(Records from a dataset)

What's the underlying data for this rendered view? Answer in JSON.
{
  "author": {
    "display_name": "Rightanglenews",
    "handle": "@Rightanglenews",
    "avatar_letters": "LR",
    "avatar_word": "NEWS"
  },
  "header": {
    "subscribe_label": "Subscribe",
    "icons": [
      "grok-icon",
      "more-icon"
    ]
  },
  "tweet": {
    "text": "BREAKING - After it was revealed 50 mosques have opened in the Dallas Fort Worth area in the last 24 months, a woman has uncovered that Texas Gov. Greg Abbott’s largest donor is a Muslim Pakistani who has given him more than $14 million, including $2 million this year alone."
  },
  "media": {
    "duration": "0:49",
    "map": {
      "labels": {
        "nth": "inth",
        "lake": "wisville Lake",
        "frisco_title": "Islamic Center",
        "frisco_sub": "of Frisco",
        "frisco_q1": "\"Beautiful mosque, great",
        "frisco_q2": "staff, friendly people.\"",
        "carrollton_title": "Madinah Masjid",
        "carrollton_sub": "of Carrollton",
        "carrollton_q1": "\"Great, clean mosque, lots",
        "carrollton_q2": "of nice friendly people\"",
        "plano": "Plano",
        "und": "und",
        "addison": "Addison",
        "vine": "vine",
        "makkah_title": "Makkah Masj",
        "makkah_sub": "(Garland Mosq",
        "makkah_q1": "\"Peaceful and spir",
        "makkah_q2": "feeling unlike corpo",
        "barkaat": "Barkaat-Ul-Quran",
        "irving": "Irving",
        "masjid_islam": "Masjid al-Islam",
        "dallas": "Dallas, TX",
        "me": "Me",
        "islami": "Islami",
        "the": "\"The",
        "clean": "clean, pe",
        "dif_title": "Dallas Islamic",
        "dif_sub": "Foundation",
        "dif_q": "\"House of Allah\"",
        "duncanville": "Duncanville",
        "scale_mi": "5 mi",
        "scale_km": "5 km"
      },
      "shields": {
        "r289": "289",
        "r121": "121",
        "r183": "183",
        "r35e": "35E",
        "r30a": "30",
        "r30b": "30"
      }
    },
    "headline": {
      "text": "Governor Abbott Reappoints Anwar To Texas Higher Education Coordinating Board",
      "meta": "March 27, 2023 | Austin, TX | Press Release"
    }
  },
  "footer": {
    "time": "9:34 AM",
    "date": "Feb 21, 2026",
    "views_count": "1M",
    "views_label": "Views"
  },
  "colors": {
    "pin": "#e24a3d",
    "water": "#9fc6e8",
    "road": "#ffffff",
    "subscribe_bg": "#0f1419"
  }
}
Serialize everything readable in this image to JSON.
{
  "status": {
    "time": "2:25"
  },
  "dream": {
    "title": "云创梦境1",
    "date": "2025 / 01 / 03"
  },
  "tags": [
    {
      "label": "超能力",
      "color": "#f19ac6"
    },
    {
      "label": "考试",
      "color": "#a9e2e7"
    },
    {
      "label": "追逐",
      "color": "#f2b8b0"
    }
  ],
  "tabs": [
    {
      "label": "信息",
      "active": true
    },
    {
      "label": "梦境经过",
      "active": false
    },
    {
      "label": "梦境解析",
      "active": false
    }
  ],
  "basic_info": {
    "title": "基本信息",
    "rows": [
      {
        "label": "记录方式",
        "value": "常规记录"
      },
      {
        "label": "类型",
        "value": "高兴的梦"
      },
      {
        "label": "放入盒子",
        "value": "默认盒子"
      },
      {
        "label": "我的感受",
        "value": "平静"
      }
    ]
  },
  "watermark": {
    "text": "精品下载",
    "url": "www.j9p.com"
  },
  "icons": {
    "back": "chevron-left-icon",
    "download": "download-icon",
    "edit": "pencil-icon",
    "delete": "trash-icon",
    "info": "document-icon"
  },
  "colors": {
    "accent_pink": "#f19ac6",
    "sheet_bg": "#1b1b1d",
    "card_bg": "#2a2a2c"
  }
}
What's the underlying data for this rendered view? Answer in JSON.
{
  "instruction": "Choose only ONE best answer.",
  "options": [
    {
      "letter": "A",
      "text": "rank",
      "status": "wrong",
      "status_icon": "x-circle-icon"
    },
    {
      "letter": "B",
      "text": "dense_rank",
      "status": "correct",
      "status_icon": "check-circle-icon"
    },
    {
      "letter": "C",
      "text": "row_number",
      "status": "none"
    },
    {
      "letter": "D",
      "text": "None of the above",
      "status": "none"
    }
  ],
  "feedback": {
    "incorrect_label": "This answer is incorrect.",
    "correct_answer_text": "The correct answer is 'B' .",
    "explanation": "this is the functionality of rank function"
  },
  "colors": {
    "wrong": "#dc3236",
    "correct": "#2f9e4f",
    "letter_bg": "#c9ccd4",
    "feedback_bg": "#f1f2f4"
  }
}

Direction ▸ Of the lines in the material, how many include "people"? Respond with the number alone.

Response to the task ▸ 2